Short problem >> Check every line of the entries for "comunidades", and copy the lines that hold it.

Records for processing >>
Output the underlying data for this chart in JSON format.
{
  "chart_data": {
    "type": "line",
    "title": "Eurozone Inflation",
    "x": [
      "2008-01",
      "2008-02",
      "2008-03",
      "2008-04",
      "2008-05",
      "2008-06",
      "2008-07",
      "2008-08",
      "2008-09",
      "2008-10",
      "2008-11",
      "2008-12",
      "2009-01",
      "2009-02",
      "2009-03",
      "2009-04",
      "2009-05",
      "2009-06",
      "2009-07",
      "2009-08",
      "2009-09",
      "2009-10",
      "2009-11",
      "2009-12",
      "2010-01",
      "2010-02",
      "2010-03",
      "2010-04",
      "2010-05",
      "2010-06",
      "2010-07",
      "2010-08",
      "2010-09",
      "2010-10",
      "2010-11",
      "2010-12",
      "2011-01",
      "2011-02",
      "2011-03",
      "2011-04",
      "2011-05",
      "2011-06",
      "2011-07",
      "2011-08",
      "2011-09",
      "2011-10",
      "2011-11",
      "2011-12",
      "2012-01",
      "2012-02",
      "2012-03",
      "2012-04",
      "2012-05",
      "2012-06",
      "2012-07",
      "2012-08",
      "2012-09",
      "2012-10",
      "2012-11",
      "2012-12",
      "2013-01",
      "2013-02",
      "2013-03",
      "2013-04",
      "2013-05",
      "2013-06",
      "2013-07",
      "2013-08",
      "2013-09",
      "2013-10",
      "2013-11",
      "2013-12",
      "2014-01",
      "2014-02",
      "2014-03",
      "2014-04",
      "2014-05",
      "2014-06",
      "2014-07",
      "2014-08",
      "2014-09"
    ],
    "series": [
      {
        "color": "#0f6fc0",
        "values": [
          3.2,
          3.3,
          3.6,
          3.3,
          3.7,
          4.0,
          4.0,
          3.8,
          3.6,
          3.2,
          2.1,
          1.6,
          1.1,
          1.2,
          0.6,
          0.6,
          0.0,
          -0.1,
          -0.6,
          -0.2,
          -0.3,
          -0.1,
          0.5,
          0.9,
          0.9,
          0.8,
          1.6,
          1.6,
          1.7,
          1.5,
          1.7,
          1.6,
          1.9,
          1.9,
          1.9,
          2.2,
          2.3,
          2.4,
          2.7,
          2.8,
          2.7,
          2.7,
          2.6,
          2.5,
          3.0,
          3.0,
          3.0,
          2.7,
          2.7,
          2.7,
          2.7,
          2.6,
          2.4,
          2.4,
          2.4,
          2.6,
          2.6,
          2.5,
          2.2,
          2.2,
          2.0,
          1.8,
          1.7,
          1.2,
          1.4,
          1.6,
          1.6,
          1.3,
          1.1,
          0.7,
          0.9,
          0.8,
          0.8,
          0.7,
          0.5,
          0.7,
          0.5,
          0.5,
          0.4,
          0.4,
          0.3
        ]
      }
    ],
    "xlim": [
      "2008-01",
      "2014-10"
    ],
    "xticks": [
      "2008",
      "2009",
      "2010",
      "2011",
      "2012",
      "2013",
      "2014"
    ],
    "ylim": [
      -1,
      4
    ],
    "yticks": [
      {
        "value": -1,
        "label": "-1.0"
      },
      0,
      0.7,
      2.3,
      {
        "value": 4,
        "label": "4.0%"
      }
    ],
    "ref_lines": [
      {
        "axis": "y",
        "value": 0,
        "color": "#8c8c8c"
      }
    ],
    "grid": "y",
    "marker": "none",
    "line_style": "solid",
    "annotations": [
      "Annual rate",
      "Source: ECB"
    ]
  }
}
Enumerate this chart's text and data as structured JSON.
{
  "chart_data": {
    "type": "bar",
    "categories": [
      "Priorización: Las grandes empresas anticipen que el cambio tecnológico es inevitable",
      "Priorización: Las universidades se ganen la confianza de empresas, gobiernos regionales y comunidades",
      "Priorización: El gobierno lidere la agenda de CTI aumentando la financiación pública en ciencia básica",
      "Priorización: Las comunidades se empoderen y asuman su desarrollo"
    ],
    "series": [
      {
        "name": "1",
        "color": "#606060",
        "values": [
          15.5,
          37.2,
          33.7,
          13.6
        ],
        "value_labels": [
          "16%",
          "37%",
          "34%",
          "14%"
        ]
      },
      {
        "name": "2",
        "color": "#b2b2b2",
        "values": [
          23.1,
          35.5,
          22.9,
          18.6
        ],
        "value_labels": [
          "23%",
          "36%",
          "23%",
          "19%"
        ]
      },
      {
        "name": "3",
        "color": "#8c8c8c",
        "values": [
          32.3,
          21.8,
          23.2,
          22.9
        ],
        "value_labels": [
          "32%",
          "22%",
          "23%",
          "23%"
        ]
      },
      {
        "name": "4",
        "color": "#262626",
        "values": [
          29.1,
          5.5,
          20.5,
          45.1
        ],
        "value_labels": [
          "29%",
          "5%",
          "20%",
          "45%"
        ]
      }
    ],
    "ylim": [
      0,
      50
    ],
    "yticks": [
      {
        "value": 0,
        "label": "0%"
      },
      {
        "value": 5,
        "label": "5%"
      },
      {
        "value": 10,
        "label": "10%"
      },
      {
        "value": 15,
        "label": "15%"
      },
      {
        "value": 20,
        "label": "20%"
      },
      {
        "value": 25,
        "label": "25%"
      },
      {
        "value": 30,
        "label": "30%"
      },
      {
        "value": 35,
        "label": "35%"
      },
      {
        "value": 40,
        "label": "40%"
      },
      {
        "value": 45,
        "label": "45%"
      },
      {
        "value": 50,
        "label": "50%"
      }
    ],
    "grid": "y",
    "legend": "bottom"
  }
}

Written reply >>
      "Priorización: Las universidades se ganen la confianza de empresas, gobiernos regionales y comunidades",
      "Priorización: Las comunidades se empoderen y asuman su desarrollo"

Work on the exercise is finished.